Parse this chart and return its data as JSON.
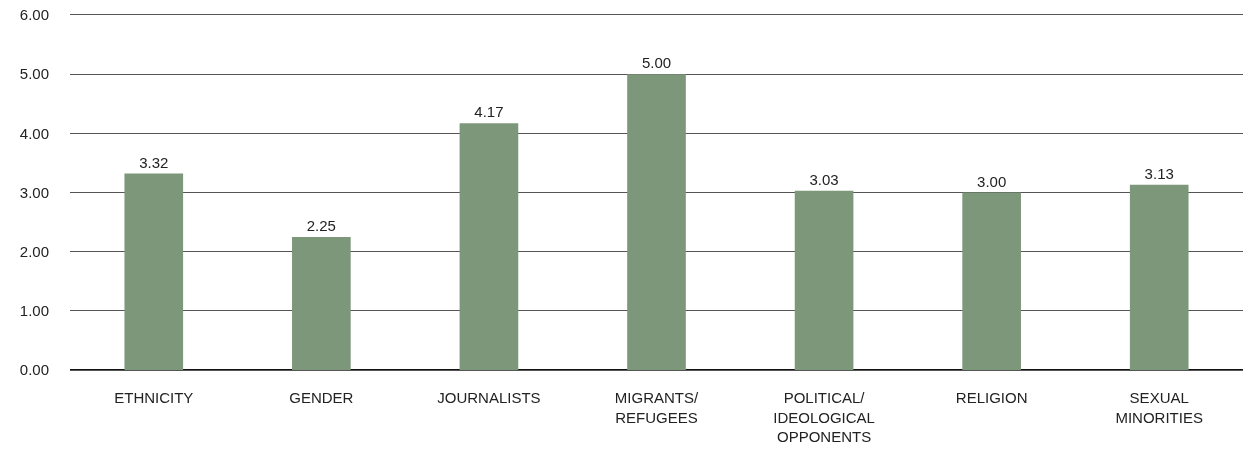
{
  "chart_data": {
    "type": "bar",
    "categories": [
      "ETHNICITY",
      "GENDER",
      "JOURNALISTS",
      "MIGRANTS/\nREFUGEES",
      "POLITICAL/\nIDEOLOGICAL\nOPPONENTS",
      "RELIGION",
      "SEXUAL\nMINORITIES"
    ],
    "values": [
      3.32,
      2.25,
      4.17,
      5.0,
      3.03,
      3.0,
      3.13
    ],
    "value_labels": [
      "3.32",
      "2.25",
      "4.17",
      "5.00",
      "3.03",
      "3.00",
      "3.13"
    ],
    "color": "#7d977a",
    "ylim": [
      0,
      6
    ],
    "yticks": [
      {
        "value": 0,
        "label": "0.00"
      },
      {
        "value": 1,
        "label": "1.00"
      },
      {
        "value": 2,
        "label": "2.00"
      },
      {
        "value": 3,
        "label": "3.00"
      },
      {
        "value": 4,
        "label": "4.00"
      },
      {
        "value": 5,
        "label": "5.00"
      },
      {
        "value": 6,
        "label": "6.00"
      }
    ],
    "grid": "y"
  }
}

▬▬▬

=== WORK INSTRUCTIONS ===
Skip the images and write out the rest of the listing exactly.

=== FULL OUTPUT ===
Parse this chart and return its data as JSON.
{
  "chart_data": {
    "type": "bar",
    "categories": [
      "ETHNICITY",
      "GENDER",
      "JOURNALISTS",
      "MIGRANTS/\nREFUGEES",
      "POLITICAL/\nIDEOLOGICAL\nOPPONENTS",
      "RELIGION",
      "SEXUAL\nMINORITIES"
    ],
    "values": [
      3.32,
      2.25,
      4.17,
      5.0,
      3.03,
      3.0,
      3.13
    ],
    "value_labels": [
      "3.32",
      "2.25",
      "4.17",
      "5.00",
      "3.03",
      "3.00",
      "3.13"
    ],
    "color": "#7d977a",
    "ylim": [
      0,
      6
    ],
    "yticks": [
      {
        "value": 0,
        "label": "0.00"
      },
      {
        "value": 1,
        "label": "1.00"
      },
      {
        "value": 2,
        "label": "2.00"
      },
      {
        "value": 3,
        "label": "3.00"
      },
      {
        "value": 4,
        "label": "4.00"
      },
      {
        "value": 5,
        "label": "5.00"
      },
      {
        "value": 6,
        "label": "6.00"
      }
    ],
    "grid": "y"
  }
}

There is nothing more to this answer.